What you should do
Transcribe all of the material exactly, except for its pictures.

* * * * * * * * *

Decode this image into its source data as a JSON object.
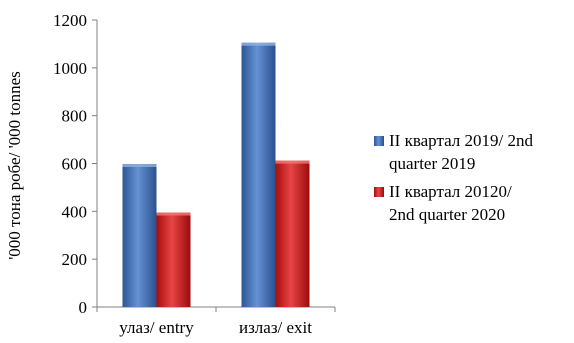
{
  "chart_data": {
    "type": "bar",
    "title": "",
    "xlabel": "",
    "ylabel": "'000 тона робе/ '000 tonnes",
    "ylim": [
      0,
      1200
    ],
    "yticks": [
      0,
      200,
      400,
      600,
      800,
      1000,
      1200
    ],
    "categories": [
      "улаз/ entry",
      "излаз/ exit"
    ],
    "series": [
      {
        "name": "II квартал 2019/ 2nd quarter 2019",
        "name_lines": [
          "II квартал 2019/ 2nd",
          "quarter 2019"
        ],
        "color": "#3a73c8",
        "values": [
          598,
          1105
        ]
      },
      {
        "name": "II квартал 20120/ 2nd quarter 2020",
        "name_lines": [
          "II квартал 20120/",
          "2nd quarter 2020"
        ],
        "color": "#e01010",
        "values": [
          395,
          612
        ]
      }
    ],
    "grid": false,
    "legend_position": "right"
  }
}
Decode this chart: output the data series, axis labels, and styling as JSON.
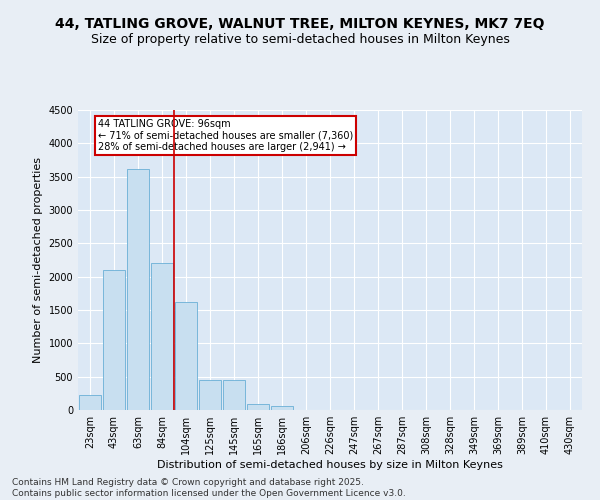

* * * * * * * * *

Correct response
Decode this image into its source data as a JSON object.
{
  "chart_data": {
    "type": "bar",
    "title": "",
    "xlabel": "",
    "ylabel": "'000 тона робе/ '000 tonnes",
    "ylim": [
      0,
      1200
    ],
    "yticks": [
      0,
      200,
      400,
      600,
      800,
      1000,
      1200
    ],
    "categories": [
      "улаз/ entry",
      "излаз/ exit"
    ],
    "series": [
      {
        "name": "II квартал 2019/ 2nd quarter 2019",
        "name_lines": [
          "II квартал 2019/ 2nd",
          "quarter 2019"
        ],
        "color": "#3a73c8",
        "values": [
          598,
          1105
        ]
      },
      {
        "name": "II квартал 20120/ 2nd quarter 2020",
        "name_lines": [
          "II квартал 20120/",
          "2nd quarter 2020"
        ],
        "color": "#e01010",
        "values": [
          395,
          612
        ]
      }
    ],
    "grid": false,
    "legend_position": "right"
  }
}
Decode this chart: output the data series, axis labels, and styling as JSON.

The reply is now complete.